Return all of the data exactly, with nothing left out but the pictures.
-- Start RECORDS PROVIDED --
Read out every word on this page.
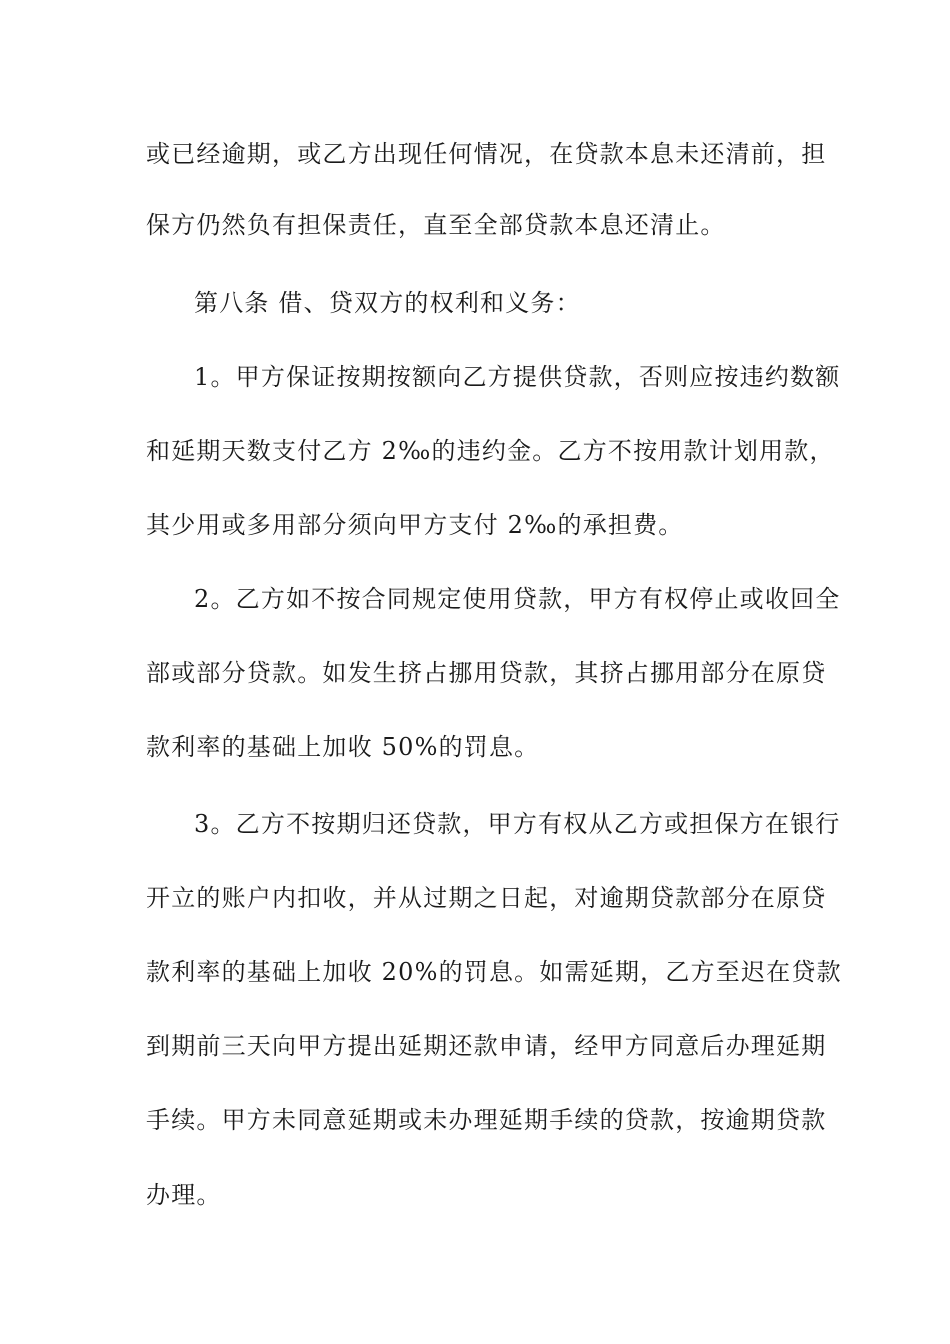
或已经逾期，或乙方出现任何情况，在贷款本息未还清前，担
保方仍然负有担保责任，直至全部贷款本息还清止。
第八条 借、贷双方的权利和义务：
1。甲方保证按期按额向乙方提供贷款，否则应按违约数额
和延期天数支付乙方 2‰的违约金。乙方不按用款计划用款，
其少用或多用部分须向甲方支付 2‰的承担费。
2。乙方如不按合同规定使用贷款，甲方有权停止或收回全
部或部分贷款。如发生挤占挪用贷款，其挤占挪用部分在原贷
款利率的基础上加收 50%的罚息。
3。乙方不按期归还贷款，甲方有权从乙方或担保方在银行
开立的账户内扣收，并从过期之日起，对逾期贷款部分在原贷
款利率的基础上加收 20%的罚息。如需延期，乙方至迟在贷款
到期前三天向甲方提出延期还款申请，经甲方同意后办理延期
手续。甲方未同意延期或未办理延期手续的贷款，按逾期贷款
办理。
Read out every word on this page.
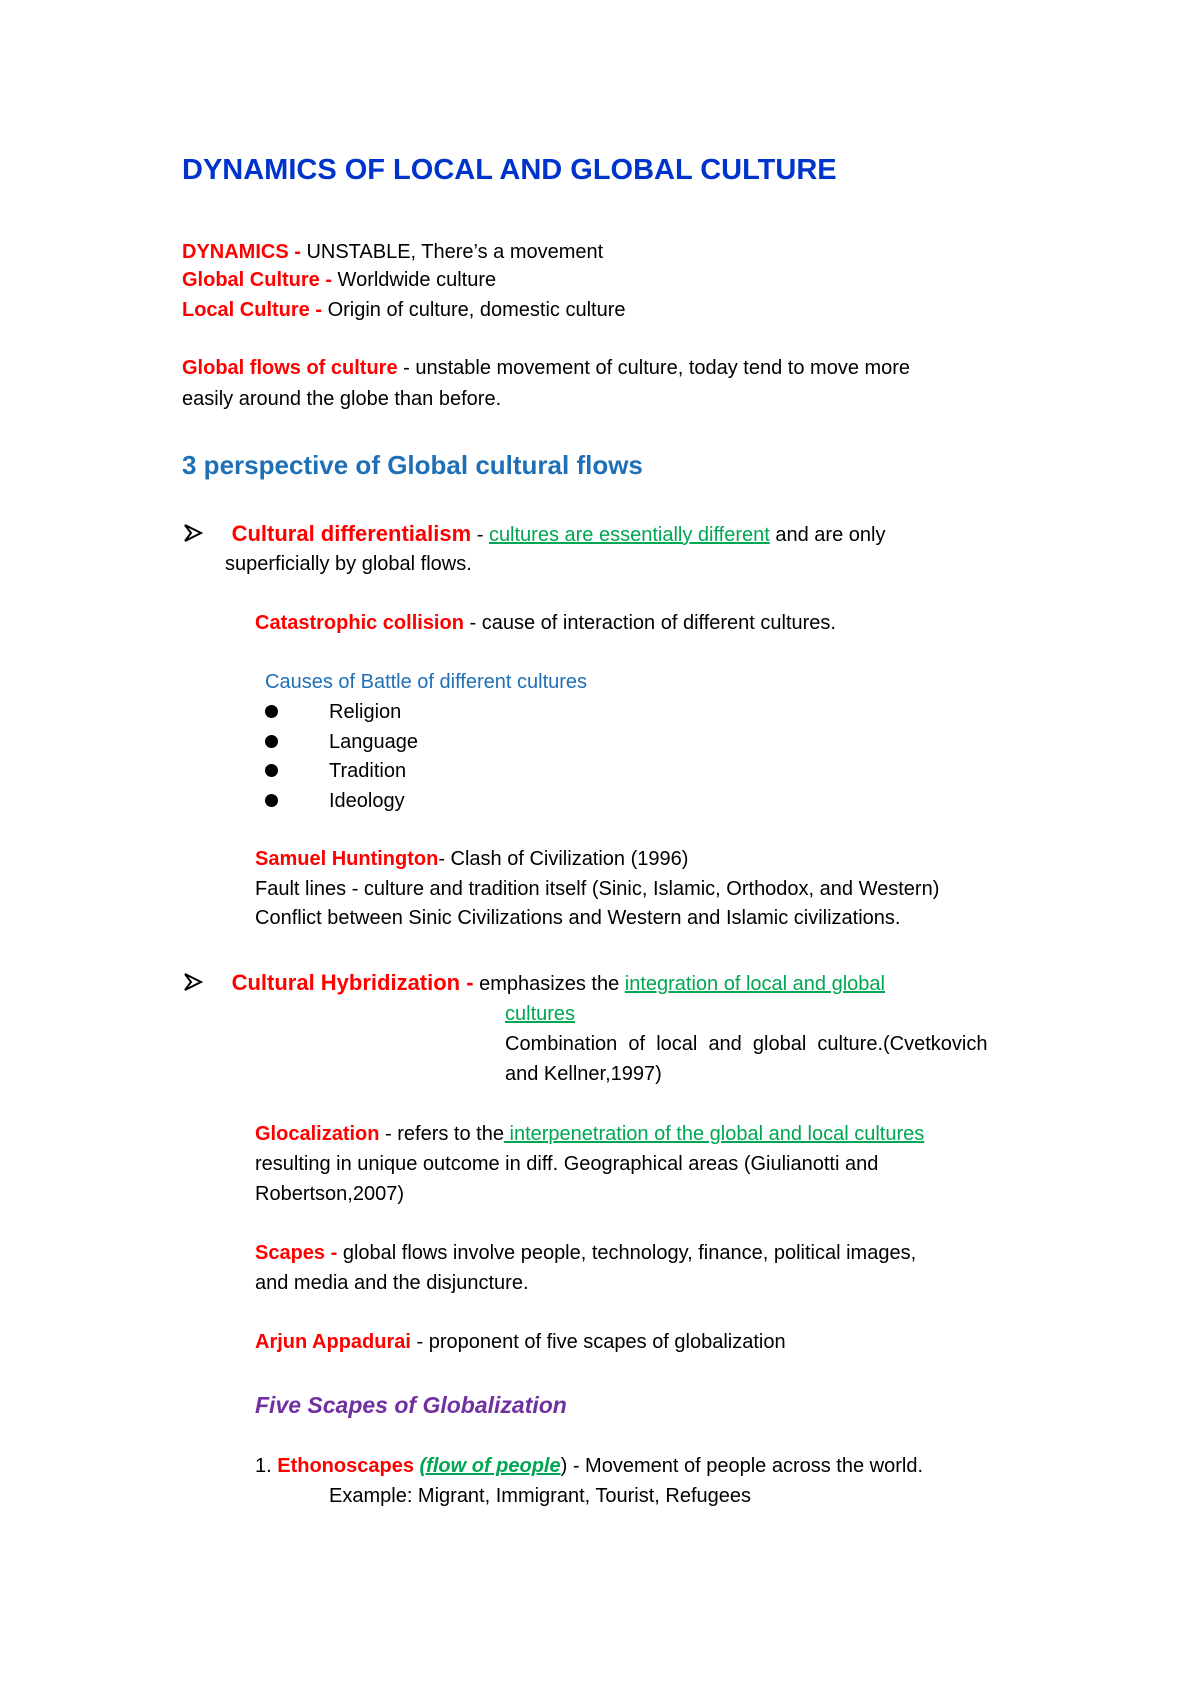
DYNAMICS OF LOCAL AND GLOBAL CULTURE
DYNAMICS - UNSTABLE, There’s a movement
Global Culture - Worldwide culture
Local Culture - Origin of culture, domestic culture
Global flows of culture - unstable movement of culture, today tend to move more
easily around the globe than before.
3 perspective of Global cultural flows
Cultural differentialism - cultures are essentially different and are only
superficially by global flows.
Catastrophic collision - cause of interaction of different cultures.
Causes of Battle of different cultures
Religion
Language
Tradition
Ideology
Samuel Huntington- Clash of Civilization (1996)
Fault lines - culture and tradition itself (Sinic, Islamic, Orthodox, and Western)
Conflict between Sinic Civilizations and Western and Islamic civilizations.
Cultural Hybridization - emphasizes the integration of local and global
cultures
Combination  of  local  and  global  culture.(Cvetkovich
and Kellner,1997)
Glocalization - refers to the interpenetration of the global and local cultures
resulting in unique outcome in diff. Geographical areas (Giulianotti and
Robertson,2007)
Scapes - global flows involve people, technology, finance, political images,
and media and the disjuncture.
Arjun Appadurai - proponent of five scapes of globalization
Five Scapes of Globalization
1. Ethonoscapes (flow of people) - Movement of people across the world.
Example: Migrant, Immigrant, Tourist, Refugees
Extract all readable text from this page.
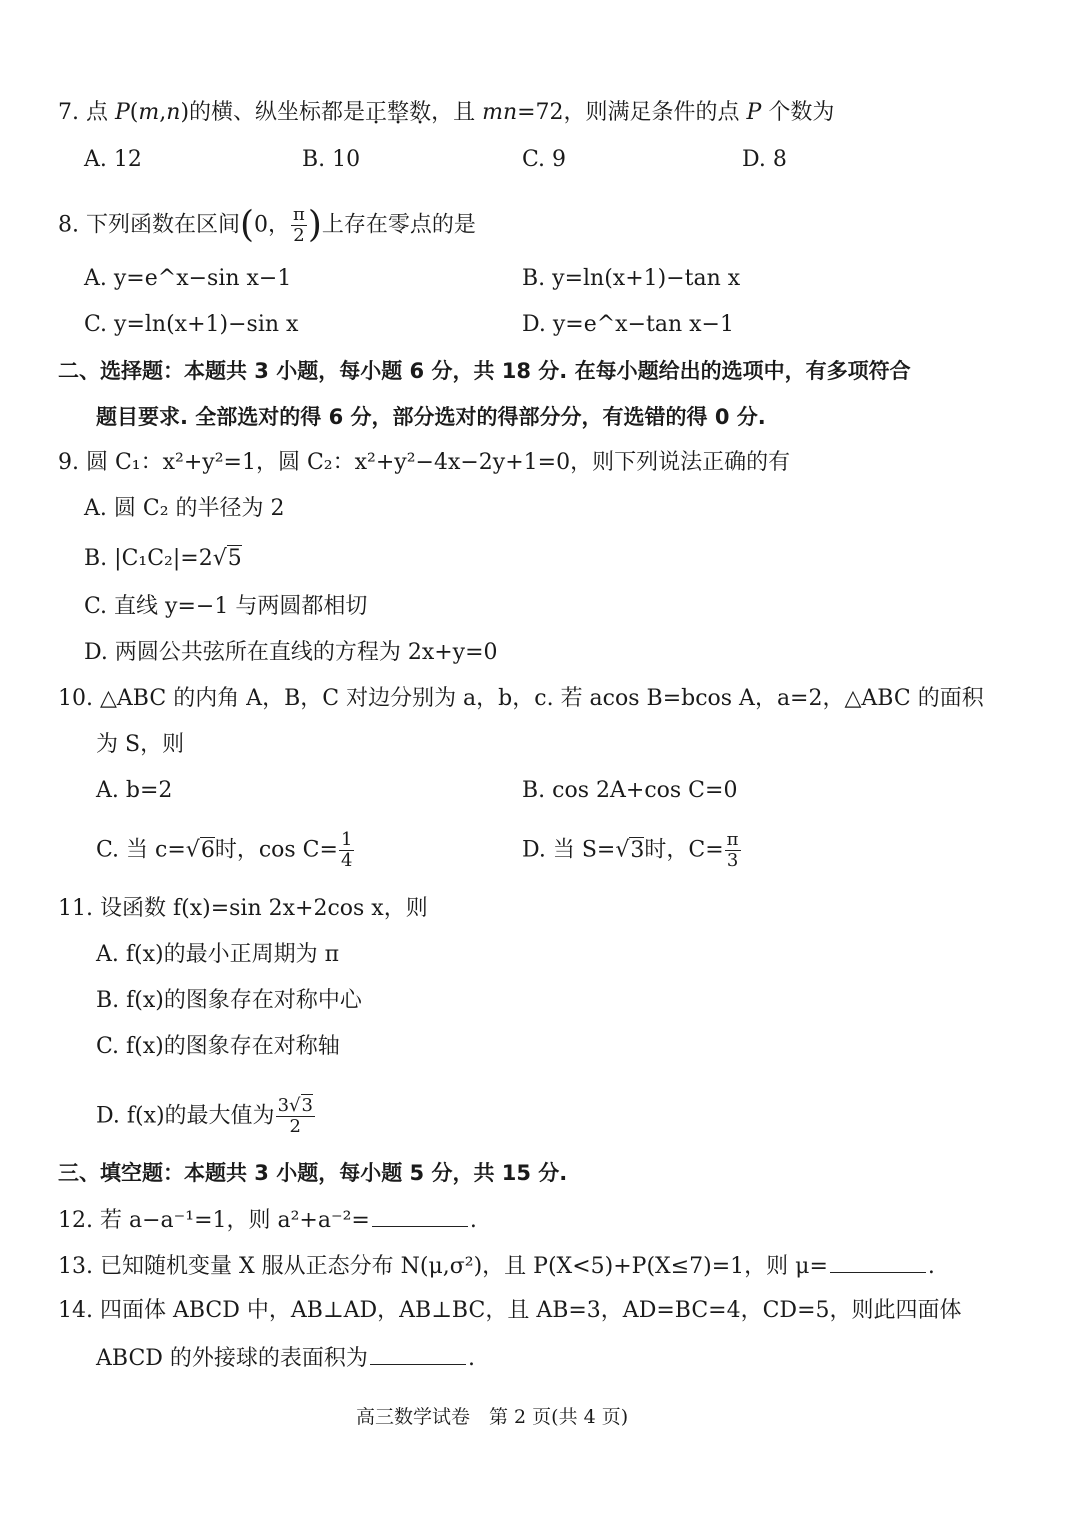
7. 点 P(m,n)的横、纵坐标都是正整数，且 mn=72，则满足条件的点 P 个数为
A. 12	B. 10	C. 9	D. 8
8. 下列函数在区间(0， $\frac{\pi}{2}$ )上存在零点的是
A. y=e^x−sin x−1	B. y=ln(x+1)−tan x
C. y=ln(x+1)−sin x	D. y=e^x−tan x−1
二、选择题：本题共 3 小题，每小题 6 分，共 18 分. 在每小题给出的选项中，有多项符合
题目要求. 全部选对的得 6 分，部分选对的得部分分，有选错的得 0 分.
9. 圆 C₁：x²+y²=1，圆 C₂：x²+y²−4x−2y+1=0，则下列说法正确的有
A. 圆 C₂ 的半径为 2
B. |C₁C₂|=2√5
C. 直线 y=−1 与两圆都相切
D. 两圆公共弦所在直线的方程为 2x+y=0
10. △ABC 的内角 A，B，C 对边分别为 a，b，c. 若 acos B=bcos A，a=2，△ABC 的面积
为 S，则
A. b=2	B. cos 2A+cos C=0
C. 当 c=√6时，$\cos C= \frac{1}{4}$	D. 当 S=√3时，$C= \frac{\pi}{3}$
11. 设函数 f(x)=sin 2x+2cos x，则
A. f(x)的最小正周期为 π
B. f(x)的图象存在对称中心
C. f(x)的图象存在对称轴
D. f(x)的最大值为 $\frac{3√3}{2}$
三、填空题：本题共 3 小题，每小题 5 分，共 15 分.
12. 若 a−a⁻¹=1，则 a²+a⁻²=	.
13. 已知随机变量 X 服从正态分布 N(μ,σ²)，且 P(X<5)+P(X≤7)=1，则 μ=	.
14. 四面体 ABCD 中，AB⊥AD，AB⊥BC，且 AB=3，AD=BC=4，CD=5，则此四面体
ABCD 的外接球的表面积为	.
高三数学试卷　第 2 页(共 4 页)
-- End RECORDS PROVIDED --
** FULL ANSWER **
Read out every word on this page.
或已经逾期，或乙方出现任何情况，在贷款本息未还清前，担
保方仍然负有担保责任，直至全部贷款本息还清止。
第八条 借、贷双方的权利和义务：
1。甲方保证按期按额向乙方提供贷款，否则应按违约数额
和延期天数支付乙方 2‰的违约金。乙方不按用款计划用款，
其少用或多用部分须向甲方支付 2‰的承担费。
2。乙方如不按合同规定使用贷款，甲方有权停止或收回全
部或部分贷款。如发生挤占挪用贷款，其挤占挪用部分在原贷
款利率的基础上加收 50%的罚息。
3。乙方不按期归还贷款，甲方有权从乙方或担保方在银行
开立的账户内扣收，并从过期之日起，对逾期贷款部分在原贷
款利率的基础上加收 20%的罚息。如需延期，乙方至迟在贷款
到期前三天向甲方提出延期还款申请，经甲方同意后办理延期
手续。甲方未同意延期或未办理延期手续的贷款，按逾期贷款
办理。
Read out every word on this page.
DYNAMICS OF LOCAL AND GLOBAL CULTURE
DYNAMICS - UNSTABLE, There’s a movement
Global Culture - Worldwide culture
Local Culture - Origin of culture, domestic culture
Global flows of culture - unstable movement of culture, today tend to move more
easily around the globe than before.
3 perspective of Global cultural flows
Cultural differentialism - cultures are essentially different and are only
superficially by global flows.
Catastrophic collision - cause of interaction of different cultures.
Causes of Battle of different cultures
Religion
Language
Tradition
Ideology
Samuel Huntington- Clash of Civilization (1996)
Fault lines - culture and tradition itself (Sinic, Islamic, Orthodox, and Western)
Conflict between Sinic Civilizations and Western and Islamic civilizations.
Cultural Hybridization - emphasizes the integration of local and global
cultures
Combination  of  local  and  global  culture.(Cvetkovich
and Kellner,1997)
Glocalization - refers to the interpenetration of the global and local cultures
resulting in unique outcome in diff. Geographical areas (Giulianotti and
Robertson,2007)
Scapes - global flows involve people, technology, finance, political images,
and media and the disjuncture.
Arjun Appadurai - proponent of five scapes of globalization
Five Scapes of Globalization
1. Ethonoscapes (flow of people) - Movement of people across the world.
Example: Migrant, Immigrant, Tourist, Refugees
Extract all readable text from this page.
7. 点 P(m,n)的横、纵坐标都是正整数，且 mn=72，则满足条件的点 P 个数为
A. 12	B. 10	C. 9	D. 8
8. 下列函数在区间(0， $\frac{\pi}{2}$ )上存在零点的是
A. y=e^x−sin x−1	B. y=ln(x+1)−tan x
C. y=ln(x+1)−sin x	D. y=e^x−tan x−1
二、选择题：本题共 3 小题，每小题 6 分，共 18 分. 在每小题给出的选项中，有多项符合
题目要求. 全部选对的得 6 分，部分选对的得部分分，有选错的得 0 分.
9. 圆 C₁：x²+y²=1，圆 C₂：x²+y²−4x−2y+1=0，则下列说法正确的有
A. 圆 C₂ 的半径为 2
B. |C₁C₂|=2√5
C. 直线 y=−1 与两圆都相切
D. 两圆公共弦所在直线的方程为 2x+y=0
10. △ABC 的内角 A，B，C 对边分别为 a，b，c. 若 acos B=bcos A，a=2，△ABC 的面积
为 S，则
A. b=2	B. cos 2A+cos C=0
C. 当 c=√6时，$\cos C= \frac{1}{4}$	D. 当 S=√3时，$C= \frac{\pi}{3}$
11. 设函数 f(x)=sin 2x+2cos x，则
A. f(x)的最小正周期为 π
B. f(x)的图象存在对称中心
C. f(x)的图象存在对称轴
D. f(x)的最大值为 $\frac{3√3}{2}$
三、填空题：本题共 3 小题，每小题 5 分，共 15 分.
12. 若 a−a⁻¹=1，则 a²+a⁻²=	.
13. 已知随机变量 X 服从正态分布 N(μ,σ²)，且 P(X<5)+P(X≤7)=1，则 μ=	.
14. 四面体 ABCD 中，AB⊥AD，AB⊥BC，且 AB=3，AD=BC=4，CD=5，则此四面体
ABCD 的外接球的表面积为	.
高三数学试卷　第 2 页(共 4 页)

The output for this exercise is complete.